┌─ Information supplied
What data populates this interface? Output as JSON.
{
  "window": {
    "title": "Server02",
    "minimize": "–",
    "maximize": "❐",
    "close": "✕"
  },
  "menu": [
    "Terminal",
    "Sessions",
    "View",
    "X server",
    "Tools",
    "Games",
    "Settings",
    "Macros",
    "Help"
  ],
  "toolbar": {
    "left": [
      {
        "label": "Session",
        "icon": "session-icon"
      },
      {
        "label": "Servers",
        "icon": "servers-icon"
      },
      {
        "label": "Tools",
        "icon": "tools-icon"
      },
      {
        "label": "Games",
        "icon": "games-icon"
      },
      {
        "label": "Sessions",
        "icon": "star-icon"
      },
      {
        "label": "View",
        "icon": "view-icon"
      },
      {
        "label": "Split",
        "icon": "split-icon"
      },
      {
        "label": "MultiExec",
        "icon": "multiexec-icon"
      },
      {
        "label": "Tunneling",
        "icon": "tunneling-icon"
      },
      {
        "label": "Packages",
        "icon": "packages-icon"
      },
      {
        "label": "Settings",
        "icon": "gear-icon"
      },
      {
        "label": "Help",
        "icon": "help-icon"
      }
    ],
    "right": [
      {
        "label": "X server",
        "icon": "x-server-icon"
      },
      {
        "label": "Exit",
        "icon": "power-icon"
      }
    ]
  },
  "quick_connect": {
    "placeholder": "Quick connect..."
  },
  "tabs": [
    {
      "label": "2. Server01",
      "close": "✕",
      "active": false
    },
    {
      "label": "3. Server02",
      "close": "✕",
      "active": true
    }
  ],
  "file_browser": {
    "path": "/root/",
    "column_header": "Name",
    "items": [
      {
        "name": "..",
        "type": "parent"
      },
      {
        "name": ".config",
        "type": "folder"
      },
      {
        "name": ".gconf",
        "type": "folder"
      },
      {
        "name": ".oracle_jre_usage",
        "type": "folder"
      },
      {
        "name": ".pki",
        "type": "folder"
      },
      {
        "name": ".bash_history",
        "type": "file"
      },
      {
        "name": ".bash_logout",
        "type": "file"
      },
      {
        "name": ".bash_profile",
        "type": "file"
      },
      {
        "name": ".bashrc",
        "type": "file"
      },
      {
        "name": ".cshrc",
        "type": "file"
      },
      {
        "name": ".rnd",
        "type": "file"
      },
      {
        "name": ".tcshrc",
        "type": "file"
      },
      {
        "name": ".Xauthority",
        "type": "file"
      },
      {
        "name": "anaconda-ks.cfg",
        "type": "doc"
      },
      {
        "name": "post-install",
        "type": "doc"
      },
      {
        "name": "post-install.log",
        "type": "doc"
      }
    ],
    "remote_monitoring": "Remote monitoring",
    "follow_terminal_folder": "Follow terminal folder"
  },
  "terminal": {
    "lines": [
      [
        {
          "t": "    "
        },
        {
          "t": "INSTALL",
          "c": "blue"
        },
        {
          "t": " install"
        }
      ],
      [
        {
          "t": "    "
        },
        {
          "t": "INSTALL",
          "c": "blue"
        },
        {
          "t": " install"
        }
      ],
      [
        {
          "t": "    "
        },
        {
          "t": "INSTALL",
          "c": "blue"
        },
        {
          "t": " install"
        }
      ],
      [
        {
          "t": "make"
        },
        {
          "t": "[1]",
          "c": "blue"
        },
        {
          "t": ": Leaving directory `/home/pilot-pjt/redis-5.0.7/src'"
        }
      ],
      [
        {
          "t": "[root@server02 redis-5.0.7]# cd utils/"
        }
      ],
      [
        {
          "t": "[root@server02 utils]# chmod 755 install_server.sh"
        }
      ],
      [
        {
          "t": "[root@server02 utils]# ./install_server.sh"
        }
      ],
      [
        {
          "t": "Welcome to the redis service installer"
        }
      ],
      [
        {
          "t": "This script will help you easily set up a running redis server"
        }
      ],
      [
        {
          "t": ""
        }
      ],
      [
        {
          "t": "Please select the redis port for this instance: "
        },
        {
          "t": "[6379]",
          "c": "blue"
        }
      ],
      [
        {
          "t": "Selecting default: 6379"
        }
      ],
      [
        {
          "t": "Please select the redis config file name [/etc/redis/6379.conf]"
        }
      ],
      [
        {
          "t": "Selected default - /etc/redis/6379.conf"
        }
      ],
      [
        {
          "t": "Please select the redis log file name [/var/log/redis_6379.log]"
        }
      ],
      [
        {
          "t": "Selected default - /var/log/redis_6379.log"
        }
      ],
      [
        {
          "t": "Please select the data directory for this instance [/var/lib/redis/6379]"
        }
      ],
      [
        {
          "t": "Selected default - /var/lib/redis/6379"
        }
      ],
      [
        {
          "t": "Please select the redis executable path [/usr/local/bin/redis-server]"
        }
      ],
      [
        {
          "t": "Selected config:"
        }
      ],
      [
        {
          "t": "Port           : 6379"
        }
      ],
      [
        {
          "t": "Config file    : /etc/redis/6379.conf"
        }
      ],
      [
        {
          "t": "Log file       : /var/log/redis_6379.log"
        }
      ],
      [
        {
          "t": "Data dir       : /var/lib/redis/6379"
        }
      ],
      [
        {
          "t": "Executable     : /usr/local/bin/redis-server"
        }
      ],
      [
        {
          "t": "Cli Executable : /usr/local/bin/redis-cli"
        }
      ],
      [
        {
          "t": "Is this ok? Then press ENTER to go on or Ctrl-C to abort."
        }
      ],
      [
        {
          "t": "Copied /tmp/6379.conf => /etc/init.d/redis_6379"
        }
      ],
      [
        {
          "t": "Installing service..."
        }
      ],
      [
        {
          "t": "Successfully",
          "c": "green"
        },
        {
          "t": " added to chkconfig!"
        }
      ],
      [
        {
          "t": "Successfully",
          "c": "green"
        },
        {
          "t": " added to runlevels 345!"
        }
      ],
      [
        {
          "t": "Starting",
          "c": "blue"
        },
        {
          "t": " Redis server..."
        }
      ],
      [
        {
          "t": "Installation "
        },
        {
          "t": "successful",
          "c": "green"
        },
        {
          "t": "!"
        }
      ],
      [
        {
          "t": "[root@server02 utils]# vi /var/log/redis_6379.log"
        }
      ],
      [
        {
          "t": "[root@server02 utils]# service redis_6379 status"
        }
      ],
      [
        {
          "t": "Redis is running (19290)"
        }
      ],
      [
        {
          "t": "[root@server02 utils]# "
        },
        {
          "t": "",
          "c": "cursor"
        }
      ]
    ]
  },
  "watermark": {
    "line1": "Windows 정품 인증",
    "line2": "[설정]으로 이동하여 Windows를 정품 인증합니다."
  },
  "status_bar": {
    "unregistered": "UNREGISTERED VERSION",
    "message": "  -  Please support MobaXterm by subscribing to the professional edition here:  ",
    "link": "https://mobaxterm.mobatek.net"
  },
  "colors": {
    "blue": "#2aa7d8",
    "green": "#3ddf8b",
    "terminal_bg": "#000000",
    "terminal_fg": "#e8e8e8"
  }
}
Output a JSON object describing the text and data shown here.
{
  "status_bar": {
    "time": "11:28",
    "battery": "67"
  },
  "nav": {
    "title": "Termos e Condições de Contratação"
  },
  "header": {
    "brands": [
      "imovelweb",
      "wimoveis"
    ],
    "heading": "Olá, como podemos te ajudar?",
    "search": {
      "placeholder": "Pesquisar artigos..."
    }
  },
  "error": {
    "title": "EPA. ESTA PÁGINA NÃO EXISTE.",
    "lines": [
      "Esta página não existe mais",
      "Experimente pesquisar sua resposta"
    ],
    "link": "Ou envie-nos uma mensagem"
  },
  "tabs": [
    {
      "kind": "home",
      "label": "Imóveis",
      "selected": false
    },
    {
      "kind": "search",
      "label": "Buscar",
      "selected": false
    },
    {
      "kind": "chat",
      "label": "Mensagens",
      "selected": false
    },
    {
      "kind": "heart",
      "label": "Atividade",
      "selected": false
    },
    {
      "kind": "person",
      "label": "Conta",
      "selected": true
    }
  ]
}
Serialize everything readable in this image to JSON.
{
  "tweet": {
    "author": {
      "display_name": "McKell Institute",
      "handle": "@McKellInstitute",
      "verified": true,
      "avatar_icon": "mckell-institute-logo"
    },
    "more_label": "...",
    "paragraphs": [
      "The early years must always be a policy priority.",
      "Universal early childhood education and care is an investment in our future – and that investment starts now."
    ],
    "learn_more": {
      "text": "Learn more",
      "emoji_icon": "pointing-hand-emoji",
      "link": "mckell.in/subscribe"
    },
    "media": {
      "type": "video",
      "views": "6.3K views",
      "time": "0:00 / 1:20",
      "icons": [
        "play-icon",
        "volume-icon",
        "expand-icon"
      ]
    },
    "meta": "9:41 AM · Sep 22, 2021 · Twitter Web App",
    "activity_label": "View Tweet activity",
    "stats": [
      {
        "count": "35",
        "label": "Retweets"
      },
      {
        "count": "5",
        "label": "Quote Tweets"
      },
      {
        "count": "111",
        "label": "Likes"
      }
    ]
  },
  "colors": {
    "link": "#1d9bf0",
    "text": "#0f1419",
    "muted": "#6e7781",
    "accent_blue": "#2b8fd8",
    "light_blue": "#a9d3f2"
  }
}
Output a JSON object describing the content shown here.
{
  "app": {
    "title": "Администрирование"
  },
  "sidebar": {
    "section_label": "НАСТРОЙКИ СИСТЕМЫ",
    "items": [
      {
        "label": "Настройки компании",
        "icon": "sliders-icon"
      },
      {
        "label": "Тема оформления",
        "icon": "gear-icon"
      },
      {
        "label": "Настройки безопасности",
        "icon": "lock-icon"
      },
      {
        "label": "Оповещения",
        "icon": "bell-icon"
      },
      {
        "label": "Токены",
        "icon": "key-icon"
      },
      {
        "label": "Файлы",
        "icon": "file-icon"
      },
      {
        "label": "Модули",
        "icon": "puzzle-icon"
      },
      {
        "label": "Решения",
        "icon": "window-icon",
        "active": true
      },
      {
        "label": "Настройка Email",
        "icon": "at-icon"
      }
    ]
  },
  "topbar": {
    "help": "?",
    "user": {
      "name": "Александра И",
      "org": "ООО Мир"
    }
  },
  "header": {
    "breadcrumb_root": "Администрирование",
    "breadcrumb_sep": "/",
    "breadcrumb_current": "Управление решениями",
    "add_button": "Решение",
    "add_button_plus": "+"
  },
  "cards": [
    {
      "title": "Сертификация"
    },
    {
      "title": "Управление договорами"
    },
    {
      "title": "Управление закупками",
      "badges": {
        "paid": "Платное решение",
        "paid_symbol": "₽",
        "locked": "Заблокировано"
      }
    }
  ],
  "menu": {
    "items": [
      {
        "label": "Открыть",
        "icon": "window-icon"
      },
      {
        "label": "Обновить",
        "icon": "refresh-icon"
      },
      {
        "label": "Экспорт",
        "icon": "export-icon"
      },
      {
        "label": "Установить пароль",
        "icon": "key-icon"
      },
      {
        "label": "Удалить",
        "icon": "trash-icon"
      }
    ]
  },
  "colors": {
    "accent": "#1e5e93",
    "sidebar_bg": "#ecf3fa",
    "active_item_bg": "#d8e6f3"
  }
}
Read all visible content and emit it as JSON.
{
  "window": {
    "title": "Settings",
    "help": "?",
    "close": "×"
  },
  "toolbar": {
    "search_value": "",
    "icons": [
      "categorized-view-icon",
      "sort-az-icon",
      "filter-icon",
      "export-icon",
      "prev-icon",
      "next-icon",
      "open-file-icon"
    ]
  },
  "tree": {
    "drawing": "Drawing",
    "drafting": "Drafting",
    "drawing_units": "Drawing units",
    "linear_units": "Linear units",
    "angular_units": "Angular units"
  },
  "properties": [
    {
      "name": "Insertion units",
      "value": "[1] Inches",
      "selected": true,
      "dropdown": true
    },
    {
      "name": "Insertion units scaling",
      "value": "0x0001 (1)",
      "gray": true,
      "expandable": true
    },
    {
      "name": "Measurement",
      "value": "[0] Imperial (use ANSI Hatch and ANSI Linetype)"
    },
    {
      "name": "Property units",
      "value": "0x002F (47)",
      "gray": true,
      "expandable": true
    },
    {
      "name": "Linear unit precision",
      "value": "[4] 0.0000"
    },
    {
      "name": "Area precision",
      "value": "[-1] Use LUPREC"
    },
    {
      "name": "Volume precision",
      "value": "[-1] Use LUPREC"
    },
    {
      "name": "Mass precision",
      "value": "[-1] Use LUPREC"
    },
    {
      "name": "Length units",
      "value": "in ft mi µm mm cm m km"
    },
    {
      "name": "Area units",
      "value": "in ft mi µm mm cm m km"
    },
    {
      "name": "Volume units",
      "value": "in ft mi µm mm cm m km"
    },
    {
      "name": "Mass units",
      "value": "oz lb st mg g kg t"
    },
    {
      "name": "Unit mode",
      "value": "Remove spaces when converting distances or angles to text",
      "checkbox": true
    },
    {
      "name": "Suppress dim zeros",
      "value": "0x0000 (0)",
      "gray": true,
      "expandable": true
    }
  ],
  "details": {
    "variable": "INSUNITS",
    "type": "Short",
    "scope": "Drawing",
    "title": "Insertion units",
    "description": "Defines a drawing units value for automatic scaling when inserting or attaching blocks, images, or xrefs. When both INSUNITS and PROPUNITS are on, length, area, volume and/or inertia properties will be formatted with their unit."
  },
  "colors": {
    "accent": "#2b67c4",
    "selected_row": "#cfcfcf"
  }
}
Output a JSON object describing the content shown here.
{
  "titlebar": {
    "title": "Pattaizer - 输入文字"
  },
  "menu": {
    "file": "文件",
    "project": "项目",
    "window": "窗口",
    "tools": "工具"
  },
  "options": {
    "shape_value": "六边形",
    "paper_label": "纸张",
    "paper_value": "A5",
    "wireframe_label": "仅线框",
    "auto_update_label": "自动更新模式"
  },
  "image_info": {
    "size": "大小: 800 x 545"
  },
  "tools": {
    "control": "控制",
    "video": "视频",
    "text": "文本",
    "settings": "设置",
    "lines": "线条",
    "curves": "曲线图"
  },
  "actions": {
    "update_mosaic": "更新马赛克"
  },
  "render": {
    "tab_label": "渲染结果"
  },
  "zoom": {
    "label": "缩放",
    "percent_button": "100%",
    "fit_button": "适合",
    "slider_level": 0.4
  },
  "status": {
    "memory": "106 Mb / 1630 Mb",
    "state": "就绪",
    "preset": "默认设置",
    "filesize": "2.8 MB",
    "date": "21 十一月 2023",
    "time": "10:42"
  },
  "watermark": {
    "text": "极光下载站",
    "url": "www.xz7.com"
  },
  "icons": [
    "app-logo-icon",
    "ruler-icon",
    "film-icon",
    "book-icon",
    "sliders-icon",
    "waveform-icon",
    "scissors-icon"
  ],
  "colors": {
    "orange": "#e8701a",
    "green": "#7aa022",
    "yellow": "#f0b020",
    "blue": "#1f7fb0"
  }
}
└─
### Problem details
Find each line with the string "home" and copy it out.

### Result
          "t": ": Leaving directory `/home/pilot-pjt/redis-5.0.7/src'"
      "kind": "home",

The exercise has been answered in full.